**SET EXERCISE:**
Which lines of the records contain "screenshot"? Collect every one of them.

_ _ _ _ _ _ _

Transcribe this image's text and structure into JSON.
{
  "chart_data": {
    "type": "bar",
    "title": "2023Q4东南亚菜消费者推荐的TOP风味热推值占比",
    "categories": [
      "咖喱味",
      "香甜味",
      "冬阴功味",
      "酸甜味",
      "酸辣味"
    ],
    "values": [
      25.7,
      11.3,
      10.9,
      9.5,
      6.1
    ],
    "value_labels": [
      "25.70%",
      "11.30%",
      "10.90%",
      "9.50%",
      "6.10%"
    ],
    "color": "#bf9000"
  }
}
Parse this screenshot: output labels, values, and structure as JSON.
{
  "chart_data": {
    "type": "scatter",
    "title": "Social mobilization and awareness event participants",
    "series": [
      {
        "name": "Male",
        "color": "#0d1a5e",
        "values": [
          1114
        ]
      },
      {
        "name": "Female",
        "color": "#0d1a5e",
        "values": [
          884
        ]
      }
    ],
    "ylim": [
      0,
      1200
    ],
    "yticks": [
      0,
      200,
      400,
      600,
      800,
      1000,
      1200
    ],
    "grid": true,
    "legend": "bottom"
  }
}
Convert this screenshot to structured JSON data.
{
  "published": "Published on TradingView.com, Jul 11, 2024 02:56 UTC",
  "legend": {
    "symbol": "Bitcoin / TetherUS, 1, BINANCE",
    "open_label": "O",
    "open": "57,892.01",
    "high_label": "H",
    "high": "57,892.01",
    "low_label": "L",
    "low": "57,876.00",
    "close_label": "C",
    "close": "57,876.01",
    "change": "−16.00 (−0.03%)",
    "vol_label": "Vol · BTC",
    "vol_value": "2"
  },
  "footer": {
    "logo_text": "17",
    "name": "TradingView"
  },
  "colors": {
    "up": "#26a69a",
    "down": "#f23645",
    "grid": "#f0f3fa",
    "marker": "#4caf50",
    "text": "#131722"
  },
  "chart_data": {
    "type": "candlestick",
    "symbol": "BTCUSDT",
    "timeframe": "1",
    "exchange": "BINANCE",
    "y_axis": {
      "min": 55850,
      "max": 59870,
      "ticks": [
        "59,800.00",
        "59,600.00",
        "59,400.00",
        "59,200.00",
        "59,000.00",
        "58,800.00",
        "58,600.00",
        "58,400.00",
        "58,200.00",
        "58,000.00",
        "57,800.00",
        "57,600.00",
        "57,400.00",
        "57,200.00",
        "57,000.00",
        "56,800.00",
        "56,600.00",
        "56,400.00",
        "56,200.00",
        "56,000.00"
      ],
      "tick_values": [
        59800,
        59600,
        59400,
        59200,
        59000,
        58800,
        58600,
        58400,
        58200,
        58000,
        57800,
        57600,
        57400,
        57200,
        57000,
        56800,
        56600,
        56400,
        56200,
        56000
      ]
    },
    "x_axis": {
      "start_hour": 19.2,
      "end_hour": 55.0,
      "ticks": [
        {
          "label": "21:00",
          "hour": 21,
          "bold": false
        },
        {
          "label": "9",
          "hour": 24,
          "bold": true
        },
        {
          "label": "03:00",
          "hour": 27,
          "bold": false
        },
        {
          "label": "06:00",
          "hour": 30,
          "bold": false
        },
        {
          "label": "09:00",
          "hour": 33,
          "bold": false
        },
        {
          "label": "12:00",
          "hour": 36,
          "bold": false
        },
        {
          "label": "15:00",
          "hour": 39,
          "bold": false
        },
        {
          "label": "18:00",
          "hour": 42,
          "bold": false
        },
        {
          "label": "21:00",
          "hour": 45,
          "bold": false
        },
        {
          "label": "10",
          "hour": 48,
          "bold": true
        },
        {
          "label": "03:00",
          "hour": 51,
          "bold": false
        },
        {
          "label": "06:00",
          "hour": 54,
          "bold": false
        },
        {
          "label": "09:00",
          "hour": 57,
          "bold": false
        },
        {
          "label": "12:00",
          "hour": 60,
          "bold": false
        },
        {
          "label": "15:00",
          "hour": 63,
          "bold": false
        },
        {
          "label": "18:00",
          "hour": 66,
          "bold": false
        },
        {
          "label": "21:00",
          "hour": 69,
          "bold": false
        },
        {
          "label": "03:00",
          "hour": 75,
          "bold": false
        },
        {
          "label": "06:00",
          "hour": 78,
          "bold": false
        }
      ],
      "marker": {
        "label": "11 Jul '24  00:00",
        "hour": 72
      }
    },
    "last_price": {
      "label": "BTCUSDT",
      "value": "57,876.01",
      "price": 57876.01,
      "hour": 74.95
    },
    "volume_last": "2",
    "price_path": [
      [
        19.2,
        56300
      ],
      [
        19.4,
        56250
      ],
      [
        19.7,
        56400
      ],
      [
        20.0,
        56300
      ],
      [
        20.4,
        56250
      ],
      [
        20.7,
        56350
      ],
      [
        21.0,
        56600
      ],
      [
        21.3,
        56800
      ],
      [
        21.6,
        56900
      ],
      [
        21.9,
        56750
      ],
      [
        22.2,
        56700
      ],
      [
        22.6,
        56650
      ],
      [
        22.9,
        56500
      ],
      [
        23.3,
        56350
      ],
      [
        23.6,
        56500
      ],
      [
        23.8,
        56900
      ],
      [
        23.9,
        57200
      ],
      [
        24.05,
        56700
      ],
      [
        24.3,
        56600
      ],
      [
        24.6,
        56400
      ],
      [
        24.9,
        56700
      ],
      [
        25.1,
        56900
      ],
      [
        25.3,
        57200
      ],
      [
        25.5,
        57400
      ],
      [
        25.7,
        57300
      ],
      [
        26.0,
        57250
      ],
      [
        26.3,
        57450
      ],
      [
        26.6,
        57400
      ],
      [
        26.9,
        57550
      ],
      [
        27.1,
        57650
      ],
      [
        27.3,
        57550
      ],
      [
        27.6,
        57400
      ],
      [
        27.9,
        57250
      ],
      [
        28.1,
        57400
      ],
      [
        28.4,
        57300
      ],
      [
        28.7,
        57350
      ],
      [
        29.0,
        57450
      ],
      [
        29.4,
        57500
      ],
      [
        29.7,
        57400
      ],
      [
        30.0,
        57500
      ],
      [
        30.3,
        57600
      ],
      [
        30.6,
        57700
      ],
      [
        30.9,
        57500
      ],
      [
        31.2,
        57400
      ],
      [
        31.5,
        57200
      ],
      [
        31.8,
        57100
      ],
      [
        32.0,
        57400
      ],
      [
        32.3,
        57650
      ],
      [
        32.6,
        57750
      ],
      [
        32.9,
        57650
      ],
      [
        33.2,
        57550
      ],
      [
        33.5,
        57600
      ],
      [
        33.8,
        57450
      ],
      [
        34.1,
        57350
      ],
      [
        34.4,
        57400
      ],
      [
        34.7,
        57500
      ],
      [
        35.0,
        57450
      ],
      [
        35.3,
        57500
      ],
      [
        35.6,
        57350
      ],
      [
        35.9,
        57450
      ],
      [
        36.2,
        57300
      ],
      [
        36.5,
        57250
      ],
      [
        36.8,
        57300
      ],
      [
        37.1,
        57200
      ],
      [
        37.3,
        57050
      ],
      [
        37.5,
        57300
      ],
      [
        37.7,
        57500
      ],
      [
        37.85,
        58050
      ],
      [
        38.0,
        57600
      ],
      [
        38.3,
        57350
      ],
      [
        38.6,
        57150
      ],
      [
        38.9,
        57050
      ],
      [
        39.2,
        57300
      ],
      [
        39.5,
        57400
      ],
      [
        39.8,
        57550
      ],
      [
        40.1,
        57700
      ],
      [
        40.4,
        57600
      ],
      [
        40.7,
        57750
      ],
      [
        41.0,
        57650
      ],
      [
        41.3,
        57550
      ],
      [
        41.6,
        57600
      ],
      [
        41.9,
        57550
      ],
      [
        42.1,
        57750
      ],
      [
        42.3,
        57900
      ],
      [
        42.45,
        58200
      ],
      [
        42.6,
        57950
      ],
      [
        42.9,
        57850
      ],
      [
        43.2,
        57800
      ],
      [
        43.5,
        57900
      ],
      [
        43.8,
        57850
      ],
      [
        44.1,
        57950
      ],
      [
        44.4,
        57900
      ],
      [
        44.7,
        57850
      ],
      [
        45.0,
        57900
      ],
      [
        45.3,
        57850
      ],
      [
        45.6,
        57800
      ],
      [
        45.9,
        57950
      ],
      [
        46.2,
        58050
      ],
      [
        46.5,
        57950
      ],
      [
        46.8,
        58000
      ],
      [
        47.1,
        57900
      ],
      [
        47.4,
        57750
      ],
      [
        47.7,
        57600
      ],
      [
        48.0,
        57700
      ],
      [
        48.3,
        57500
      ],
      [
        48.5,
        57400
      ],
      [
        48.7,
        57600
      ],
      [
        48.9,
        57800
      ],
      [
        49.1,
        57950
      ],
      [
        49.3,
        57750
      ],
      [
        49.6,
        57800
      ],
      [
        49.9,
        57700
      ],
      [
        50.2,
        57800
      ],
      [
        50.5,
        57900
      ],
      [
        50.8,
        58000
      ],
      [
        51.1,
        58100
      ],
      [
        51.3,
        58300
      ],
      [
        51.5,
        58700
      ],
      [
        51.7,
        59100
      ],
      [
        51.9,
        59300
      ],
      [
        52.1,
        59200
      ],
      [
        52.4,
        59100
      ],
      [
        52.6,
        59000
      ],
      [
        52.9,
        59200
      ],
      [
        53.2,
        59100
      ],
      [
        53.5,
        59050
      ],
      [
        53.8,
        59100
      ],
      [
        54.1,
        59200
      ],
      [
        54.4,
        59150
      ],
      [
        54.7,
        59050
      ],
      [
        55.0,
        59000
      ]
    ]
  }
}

_ _ _ _ _ _ _

**COMPLETED EXERCISE:**
Parse this screenshot: output labels, values, and structure as JSON.
Convert this screenshot to structured JSON data.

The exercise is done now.